_Given problem_
Print the entries in full, word for word, but not the pictures.

_Task data_

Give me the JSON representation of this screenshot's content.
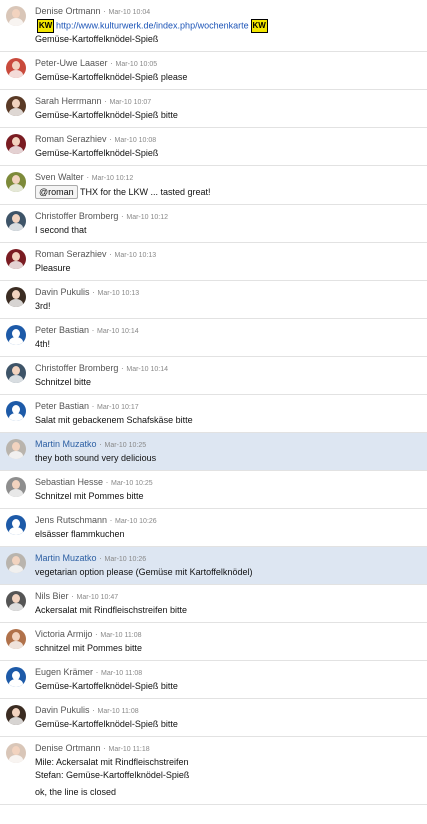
{
  "colors": {
    "highlight": "#dde6f2",
    "accent_name": "#2c5fa3",
    "default_avatar": "#1d5aa8",
    "kw_badge": "#f2e600"
  },
  "messages": [
    {
      "user": "Denise Ortmann",
      "time": "Mar-10 10:04",
      "avatar": "photo",
      "avatar_color": "#d9c6b8",
      "has_link": true,
      "link": "http://www.kulturwerk.de/index.php/wochenkarte",
      "badge": "KW",
      "lines": [
        "Gemüse-Kartoffelknödel-Spieß"
      ]
    },
    {
      "user": "Peter-Uwe Laaser",
      "time": "Mar-10 10:05",
      "avatar": "photo",
      "avatar_color": "#c94a3c",
      "lines": [
        "Gemüse-Kartoffelknödel-Spieß please"
      ]
    },
    {
      "user": "Sarah Herrmann",
      "time": "Mar-10 10:07",
      "avatar": "photo",
      "avatar_color": "#5a3a26",
      "lines": [
        "Gemüse-Kartoffelknödel-Spieß bitte"
      ]
    },
    {
      "user": "Roman Serazhiev",
      "time": "Mar-10 10:08",
      "avatar": "photo",
      "avatar_color": "#7a1c22",
      "lines": [
        "Gemüse-Kartoffelknödel-Spieß"
      ]
    },
    {
      "user": "Sven Walter",
      "time": "Mar-10 10:12",
      "avatar": "photo",
      "avatar_color": "#7d8a3a",
      "mention": "@roman",
      "lines": [
        "THX for the LKW ... tasted great!"
      ]
    },
    {
      "user": "Christoffer Bromberg",
      "time": "Mar-10 10:12",
      "avatar": "photo",
      "avatar_color": "#3e5468",
      "lines": [
        "I second that"
      ]
    },
    {
      "user": "Roman Serazhiev",
      "time": "Mar-10 10:13",
      "avatar": "photo",
      "avatar_color": "#7a1c22",
      "lines": [
        "Pleasure"
      ]
    },
    {
      "user": "Davin Pukulis",
      "time": "Mar-10 10:13",
      "avatar": "photo",
      "avatar_color": "#3b2c22",
      "lines": [
        "3rd!"
      ]
    },
    {
      "user": "Peter Bastian",
      "time": "Mar-10 10:14",
      "avatar": "default",
      "lines": [
        "4th!"
      ]
    },
    {
      "user": "Christoffer Bromberg",
      "time": "Mar-10 10:14",
      "avatar": "photo",
      "avatar_color": "#3e5468",
      "lines": [
        "Schnitzel bitte"
      ]
    },
    {
      "user": "Peter Bastian",
      "time": "Mar-10 10:17",
      "avatar": "default",
      "lines": [
        "Salat mit gebackenem Schafskäse bitte"
      ]
    },
    {
      "user": "Martin Muzatko",
      "time": "Mar-10 10:25",
      "avatar": "photo",
      "avatar_color": "#b9b4ad",
      "highlight": true,
      "lines": [
        "they both sound very delicious"
      ]
    },
    {
      "user": "Sebastian Hesse",
      "time": "Mar-10 10:25",
      "avatar": "photo",
      "avatar_color": "#8e8e8e",
      "lines": [
        "Schnitzel mit Pommes bitte"
      ]
    },
    {
      "user": "Jens Rutschmann",
      "time": "Mar-10 10:26",
      "avatar": "default",
      "lines": [
        "elsässer flammkuchen"
      ]
    },
    {
      "user": "Martin Muzatko",
      "time": "Mar-10 10:26",
      "avatar": "photo",
      "avatar_color": "#b9b4ad",
      "highlight": true,
      "lines": [
        "vegetarian option please (Gemüse mit Kartoffelknödel)"
      ]
    },
    {
      "user": "Nils Bier",
      "time": "Mar-10 10:47",
      "avatar": "photo",
      "avatar_color": "#555555",
      "lines": [
        "Ackersalat mit Rindfleischstreifen bitte"
      ]
    },
    {
      "user": "Victoria Armijo",
      "time": "Mar-10 11:08",
      "avatar": "photo",
      "avatar_color": "#b0714a",
      "lines": [
        "schnitzel mit Pommes bitte"
      ]
    },
    {
      "user": "Eugen Krämer",
      "time": "Mar-10 11:08",
      "avatar": "default",
      "lines": [
        "Gemüse-Kartoffelknödel-Spieß bitte"
      ]
    },
    {
      "user": "Davin Pukulis",
      "time": "Mar-10 11:08",
      "avatar": "photo",
      "avatar_color": "#3b2c22",
      "lines": [
        "Gemüse-Kartoffelknödel-Spieß bitte"
      ]
    },
    {
      "user": "Denise Ortmann",
      "time": "Mar-10 11:18",
      "avatar": "photo",
      "avatar_color": "#d9c6b8",
      "lines": [
        "Mile: Ackersalat mit Rindfleischstreifen",
        "Stefan: Gemüse-Kartoffelknödel-Spieß",
        "",
        "ok, the line is closed"
      ]
    }
  ]
}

_Expected output_
Give me the JSON representation of this screenshot's content.
{
  "colors": {
    "highlight": "#dde6f2",
    "accent_name": "#2c5fa3",
    "default_avatar": "#1d5aa8",
    "kw_badge": "#f2e600"
  },
  "messages": [
    {
      "user": "Denise Ortmann",
      "time": "Mar-10 10:04",
      "avatar": "photo",
      "avatar_color": "#d9c6b8",
      "has_link": true,
      "link": "http://www.kulturwerk.de/index.php/wochenkarte",
      "badge": "KW",
      "lines": [
        "Gemüse-Kartoffelknödel-Spieß"
      ]
    },
    {
      "user": "Peter-Uwe Laaser",
      "time": "Mar-10 10:05",
      "avatar": "photo",
      "avatar_color": "#c94a3c",
      "lines": [
        "Gemüse-Kartoffelknödel-Spieß please"
      ]
    },
    {
      "user": "Sarah Herrmann",
      "time": "Mar-10 10:07",
      "avatar": "photo",
      "avatar_color": "#5a3a26",
      "lines": [
        "Gemüse-Kartoffelknödel-Spieß bitte"
      ]
    },
    {
      "user": "Roman Serazhiev",
      "time": "Mar-10 10:08",
      "avatar": "photo",
      "avatar_color": "#7a1c22",
      "lines": [
        "Gemüse-Kartoffelknödel-Spieß"
      ]
    },
    {
      "user": "Sven Walter",
      "time": "Mar-10 10:12",
      "avatar": "photo",
      "avatar_color": "#7d8a3a",
      "mention": "@roman",
      "lines": [
        "THX for the LKW ... tasted great!"
      ]
    },
    {
      "user": "Christoffer Bromberg",
      "time": "Mar-10 10:12",
      "avatar": "photo",
      "avatar_color": "#3e5468",
      "lines": [
        "I second that"
      ]
    },
    {
      "user": "Roman Serazhiev",
      "time": "Mar-10 10:13",
      "avatar": "photo",
      "avatar_color": "#7a1c22",
      "lines": [
        "Pleasure"
      ]
    },
    {
      "user": "Davin Pukulis",
      "time": "Mar-10 10:13",
      "avatar": "photo",
      "avatar_color": "#3b2c22",
      "lines": [
        "3rd!"
      ]
    },
    {
      "user": "Peter Bastian",
      "time": "Mar-10 10:14",
      "avatar": "default",
      "lines": [
        "4th!"
      ]
    },
    {
      "user": "Christoffer Bromberg",
      "time": "Mar-10 10:14",
      "avatar": "photo",
      "avatar_color": "#3e5468",
      "lines": [
        "Schnitzel bitte"
      ]
    },
    {
      "user": "Peter Bastian",
      "time": "Mar-10 10:17",
      "avatar": "default",
      "lines": [
        "Salat mit gebackenem Schafskäse bitte"
      ]
    },
    {
      "user": "Martin Muzatko",
      "time": "Mar-10 10:25",
      "avatar": "photo",
      "avatar_color": "#b9b4ad",
      "highlight": true,
      "lines": [
        "they both sound very delicious"
      ]
    },
    {
      "user": "Sebastian Hesse",
      "time": "Mar-10 10:25",
      "avatar": "photo",
      "avatar_color": "#8e8e8e",
      "lines": [
        "Schnitzel mit Pommes bitte"
      ]
    },
    {
      "user": "Jens Rutschmann",
      "time": "Mar-10 10:26",
      "avatar": "default",
      "lines": [
        "elsässer flammkuchen"
      ]
    },
    {
      "user": "Martin Muzatko",
      "time": "Mar-10 10:26",
      "avatar": "photo",
      "avatar_color": "#b9b4ad",
      "highlight": true,
      "lines": [
        "vegetarian option please (Gemüse mit Kartoffelknödel)"
      ]
    },
    {
      "user": "Nils Bier",
      "time": "Mar-10 10:47",
      "avatar": "photo",
      "avatar_color": "#555555",
      "lines": [
        "Ackersalat mit Rindfleischstreifen bitte"
      ]
    },
    {
      "user": "Victoria Armijo",
      "time": "Mar-10 11:08",
      "avatar": "photo",
      "avatar_color": "#b0714a",
      "lines": [
        "schnitzel mit Pommes bitte"
      ]
    },
    {
      "user": "Eugen Krämer",
      "time": "Mar-10 11:08",
      "avatar": "default",
      "lines": [
        "Gemüse-Kartoffelknödel-Spieß bitte"
      ]
    },
    {
      "user": "Davin Pukulis",
      "time": "Mar-10 11:08",
      "avatar": "photo",
      "avatar_color": "#3b2c22",
      "lines": [
        "Gemüse-Kartoffelknödel-Spieß bitte"
      ]
    },
    {
      "user": "Denise Ortmann",
      "time": "Mar-10 11:18",
      "avatar": "photo",
      "avatar_color": "#d9c6b8",
      "lines": [
        "Mile: Ackersalat mit Rindfleischstreifen",
        "Stefan: Gemüse-Kartoffelknödel-Spieß",
        "",
        "ok, the line is closed"
      ]
    }
  ]
}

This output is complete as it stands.